Could you extract every entry below and reproduce it exactly?

-- BEGIN Stored rows --

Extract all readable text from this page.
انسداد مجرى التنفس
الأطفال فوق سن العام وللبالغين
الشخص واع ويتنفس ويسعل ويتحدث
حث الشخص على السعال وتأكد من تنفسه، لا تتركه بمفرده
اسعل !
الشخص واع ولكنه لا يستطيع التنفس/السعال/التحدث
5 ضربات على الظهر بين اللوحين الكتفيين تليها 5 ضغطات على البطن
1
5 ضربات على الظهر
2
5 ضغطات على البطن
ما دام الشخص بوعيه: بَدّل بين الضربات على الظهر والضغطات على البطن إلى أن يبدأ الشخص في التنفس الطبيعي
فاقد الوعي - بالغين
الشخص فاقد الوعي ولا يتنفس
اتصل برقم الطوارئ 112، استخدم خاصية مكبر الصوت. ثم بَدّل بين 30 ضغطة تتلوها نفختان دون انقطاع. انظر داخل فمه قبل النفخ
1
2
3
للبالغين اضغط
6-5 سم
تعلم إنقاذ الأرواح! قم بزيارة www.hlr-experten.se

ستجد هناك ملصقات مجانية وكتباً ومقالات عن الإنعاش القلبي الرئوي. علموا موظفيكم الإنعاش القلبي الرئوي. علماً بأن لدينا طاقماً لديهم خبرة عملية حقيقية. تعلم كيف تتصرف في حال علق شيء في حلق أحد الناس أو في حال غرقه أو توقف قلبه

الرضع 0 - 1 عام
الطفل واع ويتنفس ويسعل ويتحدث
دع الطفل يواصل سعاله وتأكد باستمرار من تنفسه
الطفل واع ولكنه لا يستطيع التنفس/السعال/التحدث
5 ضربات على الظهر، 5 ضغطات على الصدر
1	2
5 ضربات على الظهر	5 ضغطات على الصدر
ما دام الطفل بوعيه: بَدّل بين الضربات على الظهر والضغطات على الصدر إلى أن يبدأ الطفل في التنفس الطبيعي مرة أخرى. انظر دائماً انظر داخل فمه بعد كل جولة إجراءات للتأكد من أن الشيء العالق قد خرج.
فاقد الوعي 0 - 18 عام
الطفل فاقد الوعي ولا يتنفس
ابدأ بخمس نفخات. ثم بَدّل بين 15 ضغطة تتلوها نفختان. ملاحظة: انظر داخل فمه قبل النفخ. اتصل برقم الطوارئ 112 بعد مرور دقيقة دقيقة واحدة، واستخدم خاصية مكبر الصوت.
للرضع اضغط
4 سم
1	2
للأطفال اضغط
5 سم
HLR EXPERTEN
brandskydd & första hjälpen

-- END Stored rows --

» Final result:
Extract all readable text from this page.
انسداد مجرى التنفس
الأطفال فوق سن العام وللبالغين
الشخص واع ويتنفس ويسعل ويتحدث
حث الشخص على السعال وتأكد من تنفسه، لا تتركه بمفرده
اسعل !
الشخص واع ولكنه لا يستطيع التنفس/السعال/التحدث
5 ضربات على الظهر بين اللوحين الكتفيين تليها 5 ضغطات على البطن
1
5 ضربات على الظهر
2
5 ضغطات على البطن
ما دام الشخص بوعيه: بَدّل بين الضربات على الظهر والضغطات على البطن إلى أن يبدأ الشخص في التنفس الطبيعي
فاقد الوعي - بالغين
الشخص فاقد الوعي ولا يتنفس
اتصل برقم الطوارئ 112، استخدم خاصية مكبر الصوت. ثم بَدّل بين 30 ضغطة تتلوها نفختان دون انقطاع. انظر داخل فمه قبل النفخ
1
2
3
للبالغين اضغط
6-5 سم
تعلم إنقاذ الأرواح! قم بزيارة www.hlr-experten.se

ستجد هناك ملصقات مجانية وكتباً ومقالات عن الإنعاش القلبي الرئوي. علموا موظفيكم الإنعاش القلبي الرئوي. علماً بأن لدينا طاقماً لديهم خبرة عملية حقيقية. تعلم كيف تتصرف في حال علق شيء في حلق أحد الناس أو في حال غرقه أو توقف قلبه

الرضع 0 - 1 عام
الطفل واع ويتنفس ويسعل ويتحدث
دع الطفل يواصل سعاله وتأكد باستمرار من تنفسه
الطفل واع ولكنه لا يستطيع التنفس/السعال/التحدث
5 ضربات على الظهر، 5 ضغطات على الصدر
1	2
5 ضربات على الظهر	5 ضغطات على الصدر
ما دام الطفل بوعيه: بَدّل بين الضربات على الظهر والضغطات على الصدر إلى أن يبدأ الطفل في التنفس الطبيعي مرة أخرى. انظر دائماً انظر داخل فمه بعد كل جولة إجراءات للتأكد من أن الشيء العالق قد خرج.
فاقد الوعي 0 - 18 عام
الطفل فاقد الوعي ولا يتنفس
ابدأ بخمس نفخات. ثم بَدّل بين 15 ضغطة تتلوها نفختان. ملاحظة: انظر داخل فمه قبل النفخ. اتصل برقم الطوارئ 112 بعد مرور دقيقة دقيقة واحدة، واستخدم خاصية مكبر الصوت.
للرضع اضغط
4 سم
1	2
للأطفال اضغط
5 سم
HLR EXPERTEN
brandskydd & första hjälpen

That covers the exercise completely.